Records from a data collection
________________
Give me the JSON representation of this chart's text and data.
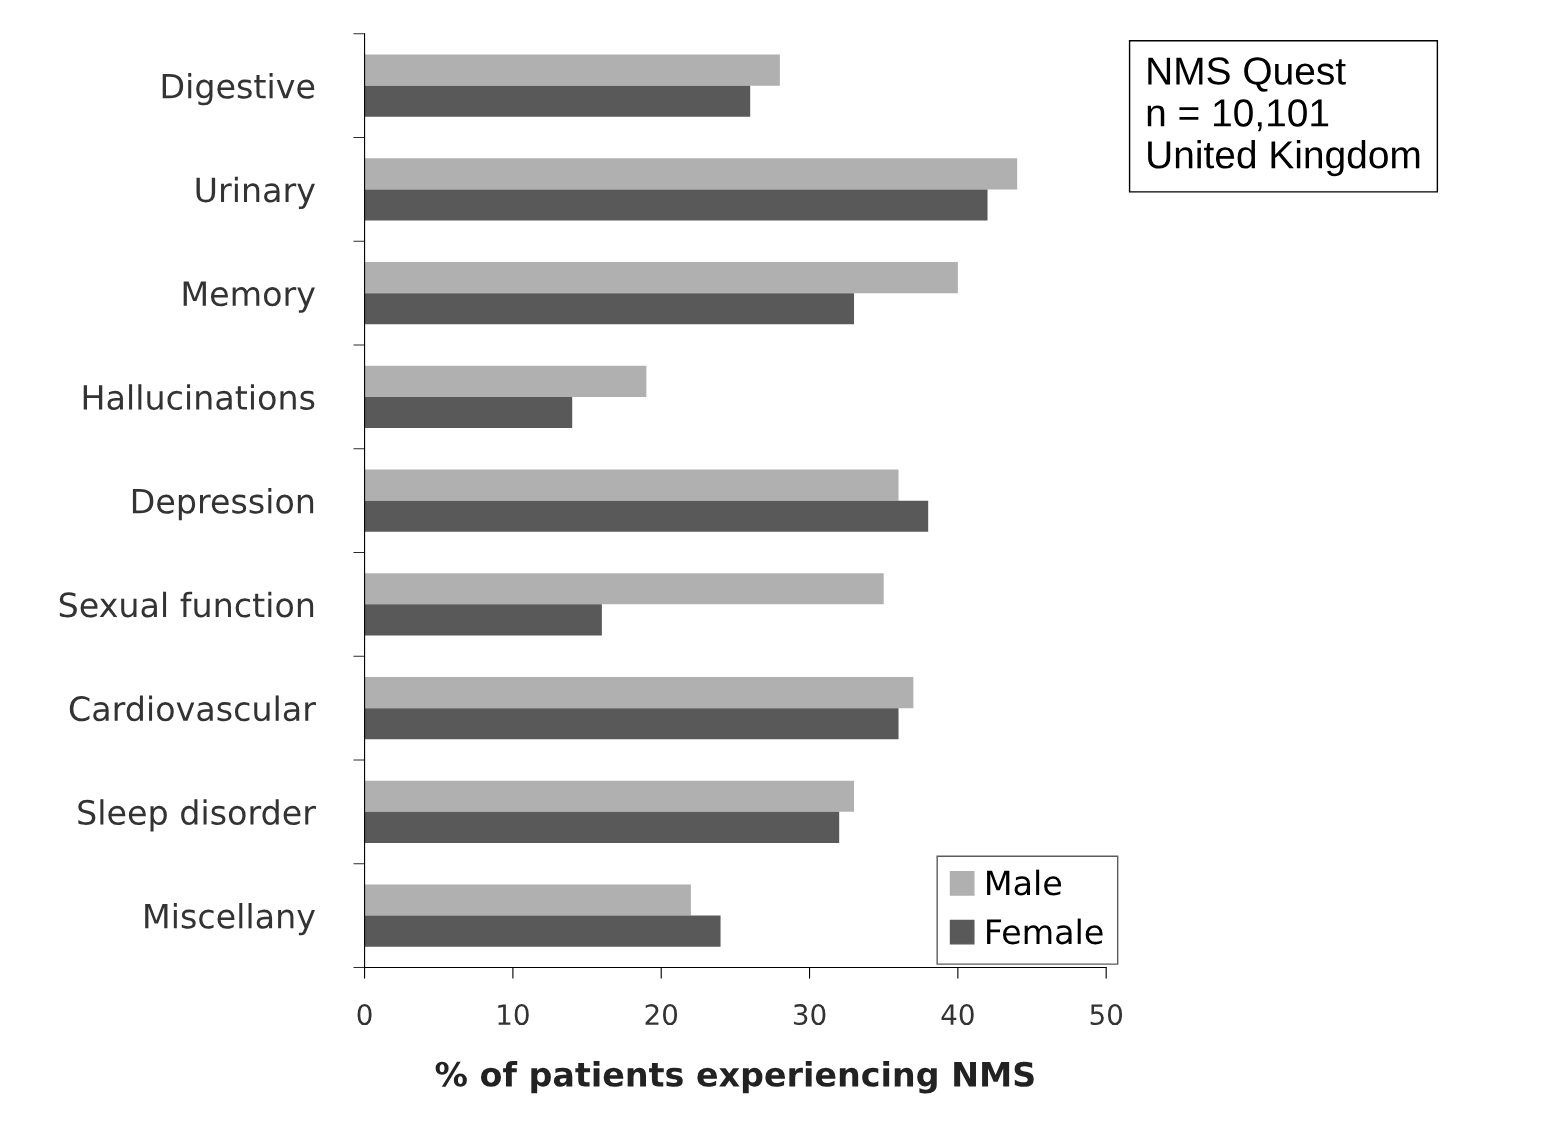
{
  "chart_data": {
    "type": "bar",
    "orientation": "horizontal",
    "xlabel": "% of patients experiencing NMS",
    "categories": [
      "Digestive",
      "Urinary",
      "Memory",
      "Hallucinations",
      "Depression",
      "Sexual function",
      "Cardiovascular",
      "Sleep disorder",
      "Miscellany"
    ],
    "series": [
      {
        "name": "Male",
        "color": "#b0b0b0",
        "values": [
          28,
          44,
          40,
          19,
          36,
          35,
          37,
          33,
          22
        ]
      },
      {
        "name": "Female",
        "color": "#595959",
        "values": [
          26,
          42,
          33,
          14,
          38,
          16,
          36,
          32,
          24
        ]
      }
    ],
    "xlim": [
      0,
      50
    ],
    "xticks": [
      0,
      10,
      20,
      30,
      40,
      50
    ],
    "grid": false,
    "legend": "bottom right",
    "annotations": [
      "NMS Quest\nn = 10,101\nUnited Kingdom"
    ]
  }
}
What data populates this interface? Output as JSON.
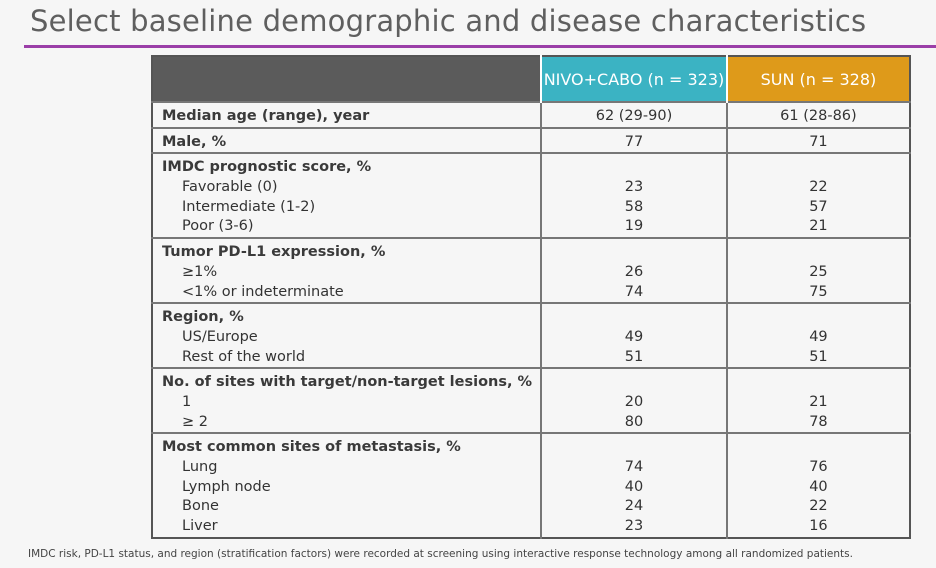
{
  "slide": {
    "title": "Select baseline demographic and disease characteristics",
    "footnote": "IMDC risk, PD-L1 status, and region (stratification factors) were recorded at screening using interactive response technology among all randomized patients."
  },
  "table": {
    "header": {
      "col1": "",
      "col2": "NIVO+CABO (n = 323)",
      "col3": "SUN (n = 328)"
    },
    "colors": {
      "header_dark": "#5b5b5b",
      "nivo": "#3bb3c3",
      "sun": "#de9a1a",
      "rule": "#9b3fa8"
    },
    "groups": [
      {
        "rows": [
          {
            "label": "Median age (range), year",
            "bold": true,
            "nivo": "62 (29-90)",
            "sun": "61 (28-86)"
          }
        ]
      },
      {
        "rows": [
          {
            "label": "Male, %",
            "bold": true,
            "nivo": "77",
            "sun": "71"
          }
        ]
      },
      {
        "rows": [
          {
            "label": "IMDC prognostic score, %",
            "bold": true,
            "nivo": "",
            "sun": ""
          },
          {
            "label": "Favorable (0)",
            "nivo": "23",
            "sun": "22"
          },
          {
            "label": "Intermediate (1-2)",
            "nivo": "58",
            "sun": "57"
          },
          {
            "label": "Poor (3-6)",
            "nivo": "19",
            "sun": "21"
          }
        ]
      },
      {
        "rows": [
          {
            "label": "Tumor PD-L1 expression, %",
            "bold": true,
            "nivo": "",
            "sun": ""
          },
          {
            "label": "≥1%",
            "nivo": "26",
            "sun": "25"
          },
          {
            "label": "<1% or indeterminate",
            "nivo": "74",
            "sun": "75"
          }
        ]
      },
      {
        "rows": [
          {
            "label": "Region, %",
            "bold": true,
            "nivo": "",
            "sun": ""
          },
          {
            "label": "US/Europe",
            "nivo": "49",
            "sun": "49"
          },
          {
            "label": "Rest of the world",
            "nivo": "51",
            "sun": "51"
          }
        ]
      },
      {
        "rows": [
          {
            "label": "No. of sites with target/non-target lesions, %",
            "bold": true,
            "nivo": "",
            "sun": ""
          },
          {
            "label": "1",
            "nivo": "20",
            "sun": "21"
          },
          {
            "label": "≥ 2",
            "nivo": "80",
            "sun": "78"
          }
        ]
      },
      {
        "rows": [
          {
            "label": "Most common sites of metastasis, %",
            "bold": true,
            "nivo": "",
            "sun": ""
          },
          {
            "label": "Lung",
            "nivo": "74",
            "sun": "76"
          },
          {
            "label": "Lymph node",
            "nivo": "40",
            "sun": "40"
          },
          {
            "label": "Bone",
            "nivo": "24",
            "sun": "22"
          },
          {
            "label": "Liver",
            "nivo": "23",
            "sun": "16"
          }
        ]
      }
    ]
  }
}
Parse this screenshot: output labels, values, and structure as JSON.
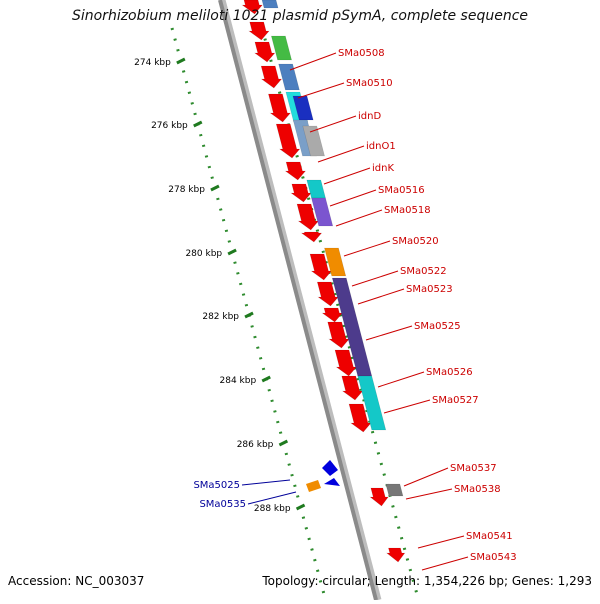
{
  "title": "Sinorhizobium meliloti 1021 plasmid pSymA, complete sequence",
  "footer": {
    "accession": "Accession: NC_003037",
    "summary": "Topology: circular; Length: 1,354,226 bp; Genes: 1,293"
  },
  "colors": {
    "backbone": "#8a8a8a",
    "forward_gene": "#ee0000",
    "label_red": "#cc0000",
    "label_blue": "#000099",
    "scale_dots": "#2e8b2e"
  },
  "scale_ticks": [
    "274 kbp",
    "276 kbp",
    "278 kbp",
    "280 kbp",
    "282 kbp",
    "284 kbp",
    "286 kbp",
    "288 kbp"
  ],
  "gene_labels": [
    {
      "text": "SMa0508",
      "color": "red"
    },
    {
      "text": "SMa0510",
      "color": "red"
    },
    {
      "text": "idnD",
      "color": "red"
    },
    {
      "text": "idnO1",
      "color": "red"
    },
    {
      "text": "idnK",
      "color": "red"
    },
    {
      "text": "SMa0516",
      "color": "red"
    },
    {
      "text": "SMa0518",
      "color": "red"
    },
    {
      "text": "SMa0520",
      "color": "red"
    },
    {
      "text": "SMa0522",
      "color": "red"
    },
    {
      "text": "SMa0523",
      "color": "red"
    },
    {
      "text": "SMa0525",
      "color": "red"
    },
    {
      "text": "SMa0526",
      "color": "red"
    },
    {
      "text": "SMa0527",
      "color": "red"
    },
    {
      "text": "SMa0537",
      "color": "red"
    },
    {
      "text": "SMa0538",
      "color": "red"
    },
    {
      "text": "SMa0541",
      "color": "red"
    },
    {
      "text": "SMa0543",
      "color": "red"
    },
    {
      "text": "SMa5025",
      "color": "blue"
    },
    {
      "text": "SMa0535",
      "color": "blue"
    }
  ]
}
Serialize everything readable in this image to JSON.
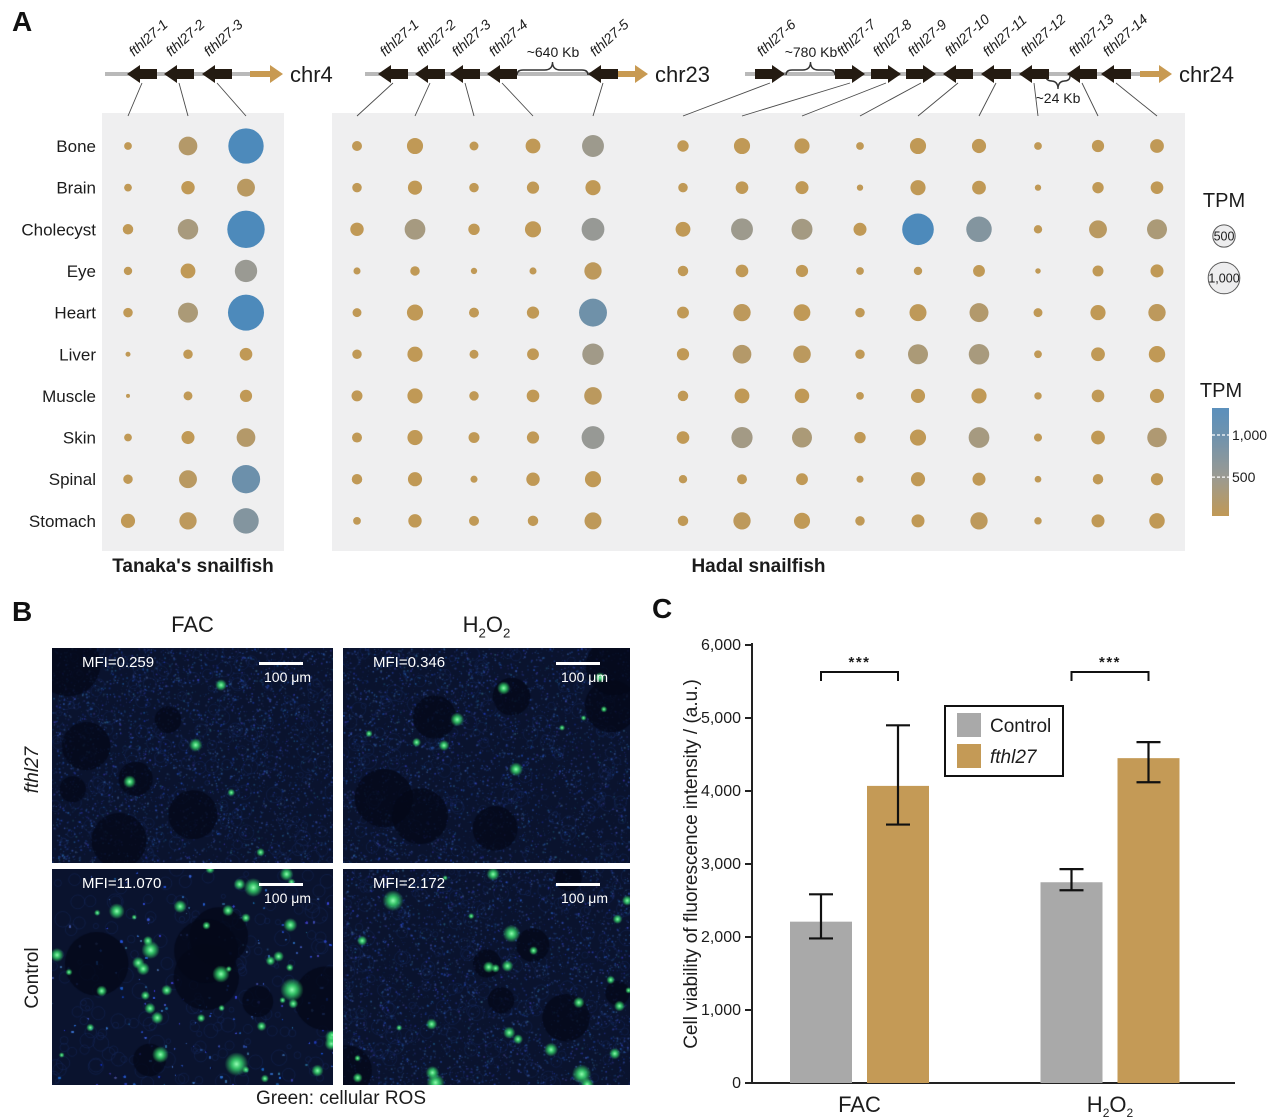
________________
* [Instructions to follow]
Images are to be skipped, and each line above is to be returned exactly.

* [Exercise output]
Give me the JSON representation of this chart's text and data.
{
  "chart_data": {
    "type": "bar",
    "orientation": "horizontal",
    "xlabel": "% of patients experiencing NMS",
    "categories": [
      "Digestive",
      "Urinary",
      "Memory",
      "Hallucinations",
      "Depression",
      "Sexual function",
      "Cardiovascular",
      "Sleep disorder",
      "Miscellany"
    ],
    "series": [
      {
        "name": "Male",
        "color": "#b0b0b0",
        "values": [
          28,
          44,
          40,
          19,
          36,
          35,
          37,
          33,
          22
        ]
      },
      {
        "name": "Female",
        "color": "#595959",
        "values": [
          26,
          42,
          33,
          14,
          38,
          16,
          36,
          32,
          24
        ]
      }
    ],
    "xlim": [
      0,
      50
    ],
    "xticks": [
      0,
      10,
      20,
      30,
      40,
      50
    ],
    "grid": false,
    "legend": "bottom right",
    "annotations": [
      "NMS Quest\nn = 10,101\nUnited Kingdom"
    ]
  }
}
What data populates this interface? Output as JSON.
{
  "slide": {
    "title": "Select baseline demographic and disease characteristics",
    "footnote": "IMDC risk, PD-L1 status, and region (stratification factors) were recorded at screening using interactive response technology among all randomized patients."
  },
  "table": {
    "header": {
      "col1": "",
      "col2": "NIVO+CABO (n = 323)",
      "col3": "SUN (n = 328)"
    },
    "colors": {
      "header_dark": "#5b5b5b",
      "nivo": "#3bb3c3",
      "sun": "#de9a1a",
      "rule": "#9b3fa8"
    },
    "groups": [
      {
        "rows": [
          {
            "label": "Median age (range), year",
            "bold": true,
            "nivo": "62 (29-90)",
            "sun": "61 (28-86)"
          }
        ]
      },
      {
        "rows": [
          {
            "label": "Male, %",
            "bold": true,
            "nivo": "77",
            "sun": "71"
          }
        ]
      },
      {
        "rows": [
          {
            "label": "IMDC prognostic score, %",
            "bold": true,
            "nivo": "",
            "sun": ""
          },
          {
            "label": "Favorable (0)",
            "nivo": "23",
            "sun": "22"
          },
          {
            "label": "Intermediate (1-2)",
            "nivo": "58",
            "sun": "57"
          },
          {
            "label": "Poor (3-6)",
            "nivo": "19",
            "sun": "21"
          }
        ]
      },
      {
        "rows": [
          {
            "label": "Tumor PD-L1 expression, %",
            "bold": true,
            "nivo": "",
            "sun": ""
          },
          {
            "label": "≥1%",
            "nivo": "26",
            "sun": "25"
          },
          {
            "label": "<1% or indeterminate",
            "nivo": "74",
            "sun": "75"
          }
        ]
      },
      {
        "rows": [
          {
            "label": "Region, %",
            "bold": true,
            "nivo": "",
            "sun": ""
          },
          {
            "label": "US/Europe",
            "nivo": "49",
            "sun": "49"
          },
          {
            "label": "Rest of the world",
            "nivo": "51",
            "sun": "51"
          }
        ]
      },
      {
        "rows": [
          {
            "label": "No. of sites with target/non-target lesions, %",
            "bold": true,
            "nivo": "",
            "sun": ""
          },
          {
            "label": "1",
            "nivo": "20",
            "sun": "21"
          },
          {
            "label": "≥ 2",
            "nivo": "80",
            "sun": "78"
          }
        ]
      },
      {
        "rows": [
          {
            "label": "Most common sites of metastasis, %",
            "bold": true,
            "nivo": "",
            "sun": ""
          },
          {
            "label": "Lung",
            "nivo": "74",
            "sun": "76"
          },
          {
            "label": "Lymph node",
            "nivo": "40",
            "sun": "40"
          },
          {
            "label": "Bone",
            "nivo": "24",
            "sun": "22"
          },
          {
            "label": "Liver",
            "nivo": "23",
            "sun": "16"
          }
        ]
      }
    ]
  }
}
Parse this screenshot: output labels, values, and structure as JSON.
{
  "title": "Sinorhizobium meliloti 1021 plasmid pSymA, complete sequence",
  "footer": {
    "accession": "Accession: NC_003037",
    "summary": "Topology: circular; Length: 1,354,226 bp; Genes: 1,293"
  },
  "colors": {
    "backbone": "#8a8a8a",
    "forward_gene": "#ee0000",
    "label_red": "#cc0000",
    "label_blue": "#000099",
    "scale_dots": "#2e8b2e"
  },
  "scale_ticks": [
    "274 kbp",
    "276 kbp",
    "278 kbp",
    "280 kbp",
    "282 kbp",
    "284 kbp",
    "286 kbp",
    "288 kbp"
  ],
  "gene_labels": [
    {
      "text": "SMa0508",
      "color": "red"
    },
    {
      "text": "SMa0510",
      "color": "red"
    },
    {
      "text": "idnD",
      "color": "red"
    },
    {
      "text": "idnO1",
      "color": "red"
    },
    {
      "text": "idnK",
      "color": "red"
    },
    {
      "text": "SMa0516",
      "color": "red"
    },
    {
      "text": "SMa0518",
      "color": "red"
    },
    {
      "text": "SMa0520",
      "color": "red"
    },
    {
      "text": "SMa0522",
      "color": "red"
    },
    {
      "text": "SMa0523",
      "color": "red"
    },
    {
      "text": "SMa0525",
      "color": "red"
    },
    {
      "text": "SMa0526",
      "color": "red"
    },
    {
      "text": "SMa0527",
      "color": "red"
    },
    {
      "text": "SMa0537",
      "color": "red"
    },
    {
      "text": "SMa0538",
      "color": "red"
    },
    {
      "text": "SMa0541",
      "color": "red"
    },
    {
      "text": "SMa0543",
      "color": "red"
    },
    {
      "text": "SMa5025",
      "color": "blue"
    },
    {
      "text": "SMa0535",
      "color": "blue"
    }
  ]
}
Serialize everything readable in this image to JSON.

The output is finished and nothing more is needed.